I n 1948, Albert Camus wrote to his publisher Blanche Knopf
asking if the sales of his novel, The Outsider, were as good as
the reviews because “ je voudrais m’acheter une motocyclette” — he
wanted to buy a motorcycle. He was not the first writer to be
captured by the lure of two wheels. A decade and a half earlier, T. E.
Lawrence, Lawrence of Arabia, sold his Fourth Folio Shakespeare
to buy a Brough Superior motorcycle. Lawrence’s book, Seven
Pillars of Wisdom, was in print, but despite an original manuscript
selling recently for more than $1 million, sales were not strong.
Lawrence got £80 for the Shakespeare folio. It was half what the
motorcycle cost him. In terms of desirability the motorcycle was
the better investment. Although Lawrence died riding it in 1935, a
Brough today is worth more than the Folio. Such is the appeal of
owning a machine that, for Lawrence, was a logical extension of
his human faculties. The bike, Lawrence wrote, was a ‘provocation
to excess’ — one that was encouraged by the machine’s ‘honeyed
untiring smoothness’. The words conjure up an anthropomorphising
bond. As Lawrence wrote, his motorcycle loved him — it gave him
‘five more miles of speed’ than a stranger would get.
Usually, the motorcycle is associated more with erotica than
love, with the notion that it is invested with male phallic value. But
a closer look at the iconography reveals a shaping over that retrieves
a female sexuality within an erotica. In the ubiquitous images from
1890s postcards of women astride motorcycles built in the open
frame style of women’s bicycles — a female desire is evident. It is the
desire that psychoanalysis identifies as the wish to ‘be’ the phallus.
This suggests Freud’s formula, in which, the woman
compensates for her lack of a penis by creating a substitute, in the
form of a child. But we know that the phallus is not the penis, it is a
signifier, one that, in the case of a motorcycle, can take on the value
of a fetish. It is most evident in art and film, where the woman’s
body is made increasingly smoothed and shined to resemble
chrome.

*****

REQUIREMENTS: Using the passage on writers and motorcycles, say whether each statement agrees with it, answering yes or no and quoting the words of the passage that decide it. 1. Camus hoped his book sales would let him buy a motorcycle. 2. Lawrence got more for his Shakespeare folio than the motorcycle cost him. 3. Sales of Seven Pillars of Wisdom were strong.

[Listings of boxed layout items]
*****

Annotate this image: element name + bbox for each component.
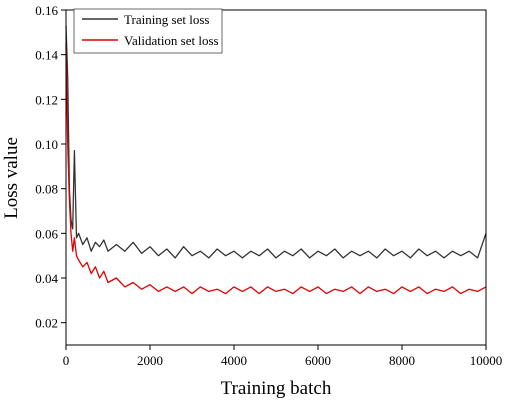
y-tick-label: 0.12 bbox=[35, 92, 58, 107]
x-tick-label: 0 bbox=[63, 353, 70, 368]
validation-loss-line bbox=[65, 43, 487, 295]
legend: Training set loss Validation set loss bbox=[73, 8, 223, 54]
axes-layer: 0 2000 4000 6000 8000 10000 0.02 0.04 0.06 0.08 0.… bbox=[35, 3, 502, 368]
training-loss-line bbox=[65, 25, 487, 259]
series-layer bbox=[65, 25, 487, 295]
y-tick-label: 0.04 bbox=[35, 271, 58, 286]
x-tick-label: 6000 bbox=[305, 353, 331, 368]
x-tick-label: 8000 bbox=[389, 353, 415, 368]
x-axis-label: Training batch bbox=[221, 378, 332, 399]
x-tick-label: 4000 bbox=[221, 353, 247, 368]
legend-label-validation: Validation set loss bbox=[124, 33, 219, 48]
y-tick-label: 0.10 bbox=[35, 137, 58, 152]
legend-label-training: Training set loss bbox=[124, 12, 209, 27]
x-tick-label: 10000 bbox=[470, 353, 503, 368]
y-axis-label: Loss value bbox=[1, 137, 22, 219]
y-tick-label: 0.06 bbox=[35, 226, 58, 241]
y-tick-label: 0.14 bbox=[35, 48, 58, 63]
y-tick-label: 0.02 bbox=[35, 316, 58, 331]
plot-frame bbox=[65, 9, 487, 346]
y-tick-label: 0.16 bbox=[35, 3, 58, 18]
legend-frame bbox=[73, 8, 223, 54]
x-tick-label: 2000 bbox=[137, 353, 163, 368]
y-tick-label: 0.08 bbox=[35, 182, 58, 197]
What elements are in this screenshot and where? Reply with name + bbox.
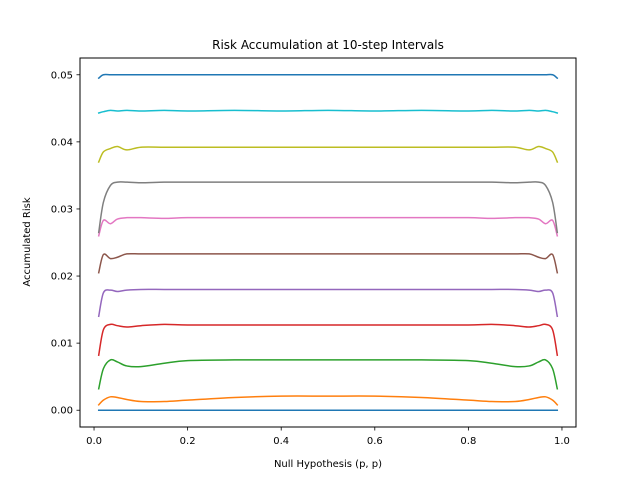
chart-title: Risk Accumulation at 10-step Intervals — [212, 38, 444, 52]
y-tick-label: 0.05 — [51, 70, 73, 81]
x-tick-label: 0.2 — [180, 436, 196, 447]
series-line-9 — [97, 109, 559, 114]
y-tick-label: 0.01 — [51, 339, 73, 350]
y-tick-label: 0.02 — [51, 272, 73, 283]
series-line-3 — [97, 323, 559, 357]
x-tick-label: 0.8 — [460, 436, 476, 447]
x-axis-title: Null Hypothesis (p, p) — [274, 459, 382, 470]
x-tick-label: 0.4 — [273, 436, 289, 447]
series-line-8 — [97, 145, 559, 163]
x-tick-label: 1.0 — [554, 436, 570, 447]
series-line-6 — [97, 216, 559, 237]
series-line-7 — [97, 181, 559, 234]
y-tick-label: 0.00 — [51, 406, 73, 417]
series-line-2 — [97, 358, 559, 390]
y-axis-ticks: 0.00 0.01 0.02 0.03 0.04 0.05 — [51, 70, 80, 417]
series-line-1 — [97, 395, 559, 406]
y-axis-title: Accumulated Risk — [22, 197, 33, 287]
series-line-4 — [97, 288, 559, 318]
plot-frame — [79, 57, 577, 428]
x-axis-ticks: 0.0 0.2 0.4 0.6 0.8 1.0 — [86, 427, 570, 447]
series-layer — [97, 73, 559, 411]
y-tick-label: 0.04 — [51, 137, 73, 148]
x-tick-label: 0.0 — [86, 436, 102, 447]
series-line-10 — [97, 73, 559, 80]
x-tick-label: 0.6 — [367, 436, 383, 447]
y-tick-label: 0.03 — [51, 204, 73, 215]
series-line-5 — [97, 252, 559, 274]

*****

EXERCISE ANSWER:
1. Yes: "he wanted to buy a motorcycle."
2. No: "It was half what the motorcycle cost him."
3. No: "sales were not strong."